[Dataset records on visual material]
__________________________________________________

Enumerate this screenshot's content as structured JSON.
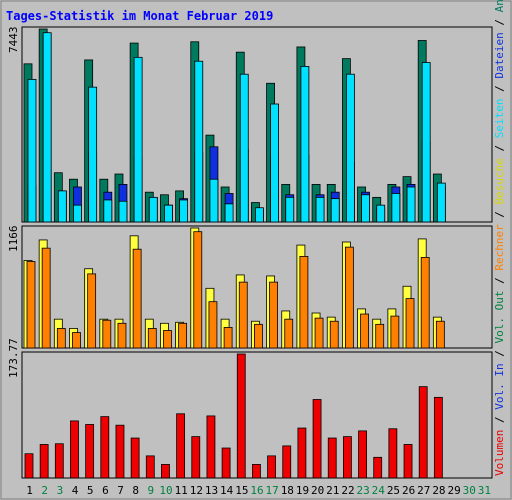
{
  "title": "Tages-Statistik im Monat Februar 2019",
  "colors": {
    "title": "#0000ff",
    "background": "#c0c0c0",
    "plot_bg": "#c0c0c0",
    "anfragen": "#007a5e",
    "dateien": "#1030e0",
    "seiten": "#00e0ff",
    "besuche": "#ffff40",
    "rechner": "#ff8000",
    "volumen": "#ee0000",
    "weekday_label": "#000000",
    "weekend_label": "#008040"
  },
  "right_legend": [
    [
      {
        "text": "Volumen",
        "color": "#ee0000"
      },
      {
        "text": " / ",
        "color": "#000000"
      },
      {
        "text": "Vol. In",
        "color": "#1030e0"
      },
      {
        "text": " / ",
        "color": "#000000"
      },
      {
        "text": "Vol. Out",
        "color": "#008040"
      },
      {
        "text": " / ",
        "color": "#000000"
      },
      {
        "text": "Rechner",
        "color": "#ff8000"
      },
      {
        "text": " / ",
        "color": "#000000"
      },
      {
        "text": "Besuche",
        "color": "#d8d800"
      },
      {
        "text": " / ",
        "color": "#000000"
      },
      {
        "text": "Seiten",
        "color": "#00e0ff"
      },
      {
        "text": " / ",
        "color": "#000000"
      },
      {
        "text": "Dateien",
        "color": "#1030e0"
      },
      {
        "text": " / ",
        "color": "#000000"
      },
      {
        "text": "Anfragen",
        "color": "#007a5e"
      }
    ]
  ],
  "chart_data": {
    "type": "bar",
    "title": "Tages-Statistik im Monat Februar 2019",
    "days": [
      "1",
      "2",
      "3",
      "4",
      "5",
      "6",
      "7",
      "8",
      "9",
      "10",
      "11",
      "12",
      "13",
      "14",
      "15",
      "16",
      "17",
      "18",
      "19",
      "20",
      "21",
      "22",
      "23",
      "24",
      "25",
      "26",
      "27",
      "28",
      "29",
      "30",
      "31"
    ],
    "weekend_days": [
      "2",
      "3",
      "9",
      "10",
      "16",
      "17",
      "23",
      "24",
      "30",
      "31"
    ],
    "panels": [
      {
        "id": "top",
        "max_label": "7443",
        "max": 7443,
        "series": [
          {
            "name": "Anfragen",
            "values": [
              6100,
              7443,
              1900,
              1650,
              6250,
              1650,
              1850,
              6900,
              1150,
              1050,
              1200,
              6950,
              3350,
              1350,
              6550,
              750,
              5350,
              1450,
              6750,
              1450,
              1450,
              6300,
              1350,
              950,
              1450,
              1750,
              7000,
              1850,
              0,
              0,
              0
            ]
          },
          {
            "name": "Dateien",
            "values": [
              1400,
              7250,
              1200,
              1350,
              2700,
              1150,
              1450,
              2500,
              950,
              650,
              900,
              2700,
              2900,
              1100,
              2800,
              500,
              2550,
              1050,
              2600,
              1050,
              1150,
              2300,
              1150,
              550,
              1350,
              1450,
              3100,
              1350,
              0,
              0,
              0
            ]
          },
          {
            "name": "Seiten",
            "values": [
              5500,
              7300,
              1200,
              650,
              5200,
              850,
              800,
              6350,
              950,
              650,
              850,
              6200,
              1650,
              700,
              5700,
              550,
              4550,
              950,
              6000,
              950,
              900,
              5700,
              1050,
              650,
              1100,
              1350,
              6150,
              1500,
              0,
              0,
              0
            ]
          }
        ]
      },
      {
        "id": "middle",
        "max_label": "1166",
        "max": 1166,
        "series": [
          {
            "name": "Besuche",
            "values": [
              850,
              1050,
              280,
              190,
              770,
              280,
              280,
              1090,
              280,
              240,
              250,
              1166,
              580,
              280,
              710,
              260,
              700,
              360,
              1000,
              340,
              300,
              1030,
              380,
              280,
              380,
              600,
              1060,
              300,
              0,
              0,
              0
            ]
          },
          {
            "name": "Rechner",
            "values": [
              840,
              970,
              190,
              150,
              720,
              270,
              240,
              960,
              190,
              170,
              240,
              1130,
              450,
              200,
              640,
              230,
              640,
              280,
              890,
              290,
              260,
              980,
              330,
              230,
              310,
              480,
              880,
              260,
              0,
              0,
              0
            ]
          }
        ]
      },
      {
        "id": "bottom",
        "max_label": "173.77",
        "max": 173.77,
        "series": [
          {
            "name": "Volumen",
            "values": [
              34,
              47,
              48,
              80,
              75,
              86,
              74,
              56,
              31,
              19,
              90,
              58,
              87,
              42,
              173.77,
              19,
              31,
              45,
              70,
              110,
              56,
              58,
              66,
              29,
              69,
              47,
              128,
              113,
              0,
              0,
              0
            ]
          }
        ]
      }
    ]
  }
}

__________________________________________________

Job:
Search the entries for "Februar" and copy out each line that has it.

Result of this exercise:
  "title": "Tages-Statistik im Monat Februar 2019",
    "title": "Tages-Statistik im Monat Februar 2019",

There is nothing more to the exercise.